[Opening SELECTED EXTRACT section]

AS part of the Stamp Out Poverty campaign, The Press has followed the introduction of York’s regressive council tax support scheme with some verve.

As a Labour member – and perhaps the most vociferous critic of the scheme – it has caused me some angst.

I therefore want to wholeheartedly applaud the courage and integrity of Cllr Neil Barnes in picking the issue up and admitting Labour got it wrong. That takes guts.

The political posturing elsewhere is extraordinary if it were not for its effrontery. I met Cllr Chris Steward last December and he was not able to offer Conservative support. As for the suggestion the Lib Dems ever expressed their opposition is out-and-out self-delusion.

What matters now is that the scheme is changed to help York’s poorest residents, 14,000 of whom are in arrears.

The council has made a 66 per cent profit off its poorest residents – it recovered £683,000 more than central government cuts according to Joseph Rowntree Foundation. Technical changes to the treatment of void properties have raised an additional £530,000.

Richard Bridge, Holgate Road, York

 

WHAT is meant by the term “affordable housing”?

When I bought my first house 51 years ago, my weekly wage was £9.18s.4p and in those days the building societies would only give a loan based on the man’s wage, so in most cases sacrifices to ones lifestyle had to be made.

Nights on the town had to be cut out, only special occasions were celebrated within a very small budget, second hand furniture was purchased.

In our house our front room was without furniture and our lounge was covered in lino with a small rug in the centre.

[Closing SELECTED EXTRACT section]
[Opening AVAILABLE DATA section]

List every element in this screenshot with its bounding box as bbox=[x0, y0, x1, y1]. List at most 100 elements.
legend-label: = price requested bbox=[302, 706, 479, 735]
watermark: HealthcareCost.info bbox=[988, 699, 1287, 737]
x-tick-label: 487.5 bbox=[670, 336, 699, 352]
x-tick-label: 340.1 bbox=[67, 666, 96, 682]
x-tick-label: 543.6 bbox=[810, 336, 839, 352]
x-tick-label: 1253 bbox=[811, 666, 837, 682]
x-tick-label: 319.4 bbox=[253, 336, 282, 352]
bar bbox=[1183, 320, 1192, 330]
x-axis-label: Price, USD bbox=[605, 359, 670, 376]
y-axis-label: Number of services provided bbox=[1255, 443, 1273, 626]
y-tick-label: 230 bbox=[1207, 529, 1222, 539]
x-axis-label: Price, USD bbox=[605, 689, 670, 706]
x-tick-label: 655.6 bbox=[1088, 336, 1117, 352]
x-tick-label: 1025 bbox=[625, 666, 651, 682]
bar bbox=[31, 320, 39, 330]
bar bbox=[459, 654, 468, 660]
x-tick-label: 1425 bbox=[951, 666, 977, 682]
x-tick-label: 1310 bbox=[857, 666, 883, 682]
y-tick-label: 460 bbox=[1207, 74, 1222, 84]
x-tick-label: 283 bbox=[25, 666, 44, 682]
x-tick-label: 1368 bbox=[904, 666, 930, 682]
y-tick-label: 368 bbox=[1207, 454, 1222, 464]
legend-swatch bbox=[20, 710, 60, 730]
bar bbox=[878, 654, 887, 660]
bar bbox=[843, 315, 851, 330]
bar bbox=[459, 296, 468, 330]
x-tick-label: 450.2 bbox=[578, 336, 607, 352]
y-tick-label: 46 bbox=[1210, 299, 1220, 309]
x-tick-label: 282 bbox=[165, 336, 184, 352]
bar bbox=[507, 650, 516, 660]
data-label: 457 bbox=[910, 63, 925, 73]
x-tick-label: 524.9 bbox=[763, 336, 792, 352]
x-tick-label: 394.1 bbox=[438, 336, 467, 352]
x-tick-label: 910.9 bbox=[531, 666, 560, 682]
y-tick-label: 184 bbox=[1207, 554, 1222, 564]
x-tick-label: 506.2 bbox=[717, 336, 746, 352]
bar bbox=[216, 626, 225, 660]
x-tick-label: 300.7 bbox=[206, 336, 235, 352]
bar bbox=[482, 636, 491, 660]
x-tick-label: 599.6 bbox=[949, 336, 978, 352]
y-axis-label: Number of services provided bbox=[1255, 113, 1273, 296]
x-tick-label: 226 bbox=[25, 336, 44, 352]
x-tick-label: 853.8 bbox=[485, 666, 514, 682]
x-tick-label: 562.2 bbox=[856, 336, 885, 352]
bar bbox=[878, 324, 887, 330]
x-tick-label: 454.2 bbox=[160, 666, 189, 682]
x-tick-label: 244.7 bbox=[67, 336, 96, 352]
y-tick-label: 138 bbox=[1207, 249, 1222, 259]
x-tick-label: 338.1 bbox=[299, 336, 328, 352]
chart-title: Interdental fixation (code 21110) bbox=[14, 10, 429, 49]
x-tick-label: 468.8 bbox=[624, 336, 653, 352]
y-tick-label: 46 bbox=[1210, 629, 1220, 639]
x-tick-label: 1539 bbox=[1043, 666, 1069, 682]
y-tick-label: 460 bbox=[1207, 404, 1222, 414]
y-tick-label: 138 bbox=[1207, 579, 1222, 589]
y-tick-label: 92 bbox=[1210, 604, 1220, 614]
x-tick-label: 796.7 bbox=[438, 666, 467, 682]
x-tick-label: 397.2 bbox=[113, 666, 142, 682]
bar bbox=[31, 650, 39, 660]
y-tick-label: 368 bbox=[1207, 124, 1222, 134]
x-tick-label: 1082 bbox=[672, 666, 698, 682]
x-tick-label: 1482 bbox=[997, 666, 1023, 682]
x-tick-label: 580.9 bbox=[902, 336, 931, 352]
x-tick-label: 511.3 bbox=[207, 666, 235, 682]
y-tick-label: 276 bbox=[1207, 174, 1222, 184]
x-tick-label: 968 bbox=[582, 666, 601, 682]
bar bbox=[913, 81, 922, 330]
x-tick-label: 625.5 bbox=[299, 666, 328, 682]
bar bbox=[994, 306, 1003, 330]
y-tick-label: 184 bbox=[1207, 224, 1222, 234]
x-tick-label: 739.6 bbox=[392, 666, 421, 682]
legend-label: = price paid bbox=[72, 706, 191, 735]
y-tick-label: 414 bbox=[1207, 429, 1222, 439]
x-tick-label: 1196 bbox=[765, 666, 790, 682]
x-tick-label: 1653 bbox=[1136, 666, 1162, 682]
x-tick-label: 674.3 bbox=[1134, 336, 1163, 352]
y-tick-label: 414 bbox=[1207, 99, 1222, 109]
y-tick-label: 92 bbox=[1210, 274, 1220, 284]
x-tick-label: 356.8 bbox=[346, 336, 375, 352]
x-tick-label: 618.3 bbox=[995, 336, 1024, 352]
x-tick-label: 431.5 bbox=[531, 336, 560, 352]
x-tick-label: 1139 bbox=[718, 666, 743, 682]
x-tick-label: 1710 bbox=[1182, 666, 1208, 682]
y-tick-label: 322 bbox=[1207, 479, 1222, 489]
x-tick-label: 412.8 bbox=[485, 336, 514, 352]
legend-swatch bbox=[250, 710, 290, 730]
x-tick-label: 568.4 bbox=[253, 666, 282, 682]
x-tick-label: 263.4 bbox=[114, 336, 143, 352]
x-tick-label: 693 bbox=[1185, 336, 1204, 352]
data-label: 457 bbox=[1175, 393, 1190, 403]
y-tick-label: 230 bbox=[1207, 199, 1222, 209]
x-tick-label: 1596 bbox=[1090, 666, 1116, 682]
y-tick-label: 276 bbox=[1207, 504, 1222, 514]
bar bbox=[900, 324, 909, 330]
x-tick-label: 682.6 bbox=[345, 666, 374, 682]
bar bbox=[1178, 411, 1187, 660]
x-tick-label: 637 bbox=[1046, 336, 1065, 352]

[Closing AVAILABLE DATA section]

• [INSTRUCTIONS]
• A. According to the letters to The Press, how many of York's poorest residents are in arrears?
• B. Say whether each statement agrees with the letters to The Press, and quote the words that decide it.
(i) Cllr Chris Steward offered Conservative support when the writer met him last December.
(ii) The writer of the second letter bought a first house 51 years ago.
(iii) Technical changes to the treatment of void properties raised an additional £530,000.
• C. Give a continuation of the letters to The Press, starting after the sentence about the lino and the small rug.
The items have nothing to do with the letters to The Press.

• [ANSWERS FOR THE TASKS]
• A. 14,000 of York's poorest residents are in arrears.

• B.
(i) No: "he was not able to offer Conservative support."
(ii) Yes: "When I bought my first house 51 years ago"
(iii) Yes: "Technical changes to the treatment of void properties have raised an additional £530,000."

• C.
We had no telephones never mind a top-notch mobile, no cars, no credit cards and no TV.

If you had not got the cash in your pocket you did without.

Nowadays the younger generation have to have it all today, flashy mobiles and cars, designer clothes, expensive hair cuts, false tanning sessions, nails painted at a salon.

You see them down town spending a lot of money on one night’s pleasure, money they can ill afford. If more of these young people made the sacrifices we made 50 years ago the term affordable housing would never have been invented.

Hard times? They do not know the meaning of the word. Most of their hardship is self-inflicted.

A P Cox, Heath Close, Holgate, York

 

AT a Conservative Party conference fringe meeting, Alex Wild of the Taxpayers Alliance said that cuts to pensioner benefits, such as the winter fuel allowance and free bus passes, must be made “immediately”.

His reasoning was that “some of the people won’t be around at the next election” and “others would have forgotten which party had done it”.

He added: “If you did it now, chances are that in 2020 someone who has had their winter fuel cut might be thinking, ‘Oh I can’t remember, was it this government or was it the last one? I’m not quite sure.”

Conservative MP Liam Fox was sitting next to him and reinforced the need to make such savage cuts. He did not make any statement to chastise Mr Wild for his appalling comments.

While I accept that cutting such benefits for the most wealthy pensioners and for those living abroad may in fact be a good idea, it shows an incredibly callous nature to suggest that the timing of such cuts should be dictated by the life expectancy and memory recall of those affected by them.

The nasty side of the Conservative Party, suppressed for so long during the coalition, is now emerging with a vengeance.

Tony Fisher, Liberal Democrat spokesman, Strensall ward

 

I REFER to your news item ‘City’s housing future planned’ (The Press, September 30).

How can something be planned when York’s coalition council have determined that “the council may not need to make up the shortfall of housing in the first five years of the new plan and should instead plan to cancel out the backlog over the complete length of the plan”.

Where is the direction of planning in that statement? What exactly does that mean?

In my mind, it adds up to procrastination by the council administration.

Put off decisions until a later date.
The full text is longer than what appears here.